Stored items =>

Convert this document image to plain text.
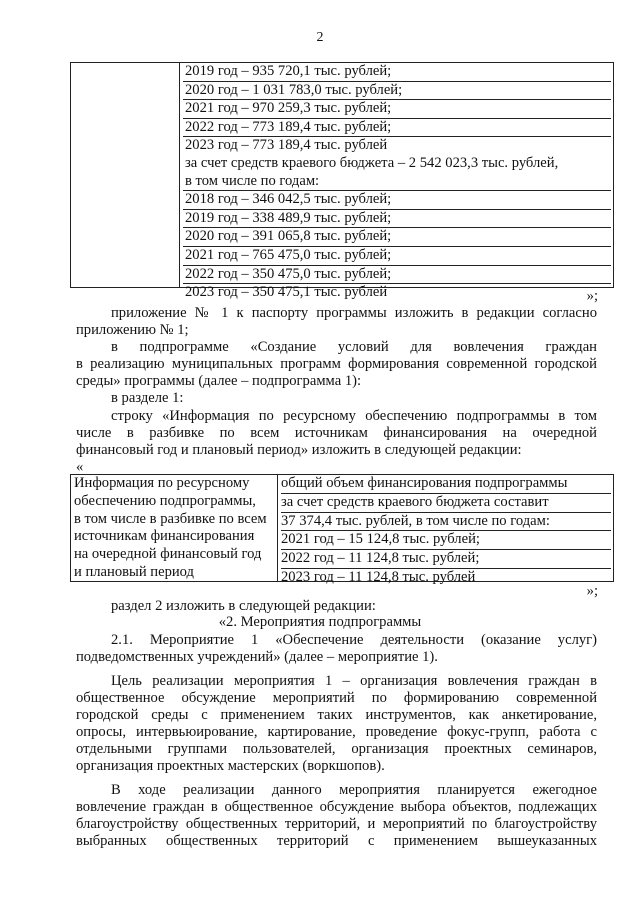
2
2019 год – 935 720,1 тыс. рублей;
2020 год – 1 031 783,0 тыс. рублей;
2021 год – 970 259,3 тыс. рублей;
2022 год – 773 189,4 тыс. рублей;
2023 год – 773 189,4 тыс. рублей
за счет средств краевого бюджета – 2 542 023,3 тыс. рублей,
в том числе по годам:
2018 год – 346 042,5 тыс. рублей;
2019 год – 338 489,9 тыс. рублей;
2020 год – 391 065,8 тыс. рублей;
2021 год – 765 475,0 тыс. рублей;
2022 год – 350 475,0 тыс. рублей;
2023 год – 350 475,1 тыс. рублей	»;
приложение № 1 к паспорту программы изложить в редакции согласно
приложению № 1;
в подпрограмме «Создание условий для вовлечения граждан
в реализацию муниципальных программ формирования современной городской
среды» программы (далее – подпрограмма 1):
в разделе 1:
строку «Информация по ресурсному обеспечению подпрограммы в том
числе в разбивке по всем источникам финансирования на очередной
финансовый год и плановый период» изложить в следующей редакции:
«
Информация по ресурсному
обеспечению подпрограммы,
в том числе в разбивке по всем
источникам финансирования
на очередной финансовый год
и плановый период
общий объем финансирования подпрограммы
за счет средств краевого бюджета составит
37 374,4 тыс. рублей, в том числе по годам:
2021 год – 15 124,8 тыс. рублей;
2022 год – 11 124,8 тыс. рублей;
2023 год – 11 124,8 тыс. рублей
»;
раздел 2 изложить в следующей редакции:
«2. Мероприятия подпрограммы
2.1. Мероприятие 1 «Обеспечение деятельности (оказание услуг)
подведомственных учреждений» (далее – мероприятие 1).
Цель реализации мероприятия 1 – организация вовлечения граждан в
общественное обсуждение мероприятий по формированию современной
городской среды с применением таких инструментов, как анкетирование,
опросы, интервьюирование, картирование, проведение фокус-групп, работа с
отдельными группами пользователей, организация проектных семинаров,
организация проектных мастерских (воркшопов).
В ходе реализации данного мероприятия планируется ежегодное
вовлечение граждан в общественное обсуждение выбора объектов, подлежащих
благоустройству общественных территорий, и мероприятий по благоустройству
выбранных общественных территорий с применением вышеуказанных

Task objective => Every record above should be written out again exactly; the pictures stay out of the copy.

Result of this exercise =>
Convert this document image to plain text.
2
2019 год – 935 720,1 тыс. рублей;
2020 год – 1 031 783,0 тыс. рублей;
2021 год – 970 259,3 тыс. рублей;
2022 год – 773 189,4 тыс. рублей;
2023 год – 773 189,4 тыс. рублей
за счет средств краевого бюджета – 2 542 023,3 тыс. рублей,
в том числе по годам:
2018 год – 346 042,5 тыс. рублей;
2019 год – 338 489,9 тыс. рублей;
2020 год – 391 065,8 тыс. рублей;
2021 год – 765 475,0 тыс. рублей;
2022 год – 350 475,0 тыс. рублей;
2023 год – 350 475,1 тыс. рублей	»;
приложение № 1 к паспорту программы изложить в редакции согласно
приложению № 1;
в подпрограмме «Создание условий для вовлечения граждан
в реализацию муниципальных программ формирования современной городской
среды» программы (далее – подпрограмма 1):
в разделе 1:
строку «Информация по ресурсному обеспечению подпрограммы в том
числе в разбивке по всем источникам финансирования на очередной
финансовый год и плановый период» изложить в следующей редакции:
«
Информация по ресурсному
обеспечению подпрограммы,
в том числе в разбивке по всем
источникам финансирования
на очередной финансовый год
и плановый период
общий объем финансирования подпрограммы
за счет средств краевого бюджета составит
37 374,4 тыс. рублей, в том числе по годам:
2021 год – 15 124,8 тыс. рублей;
2022 год – 11 124,8 тыс. рублей;
2023 год – 11 124,8 тыс. рублей
»;
раздел 2 изложить в следующей редакции:
«2. Мероприятия подпрограммы
2.1. Мероприятие 1 «Обеспечение деятельности (оказание услуг)
подведомственных учреждений» (далее – мероприятие 1).
Цель реализации мероприятия 1 – организация вовлечения граждан в
общественное обсуждение мероприятий по формированию современной
городской среды с применением таких инструментов, как анкетирование,
опросы, интервьюирование, картирование, проведение фокус-групп, работа с
отдельными группами пользователей, организация проектных семинаров,
организация проектных мастерских (воркшопов).
В ходе реализации данного мероприятия планируется ежегодное
вовлечение граждан в общественное обсуждение выбора объектов, подлежащих
благоустройству общественных территорий, и мероприятий по благоустройству
выбранных общественных территорий с применением вышеуказанных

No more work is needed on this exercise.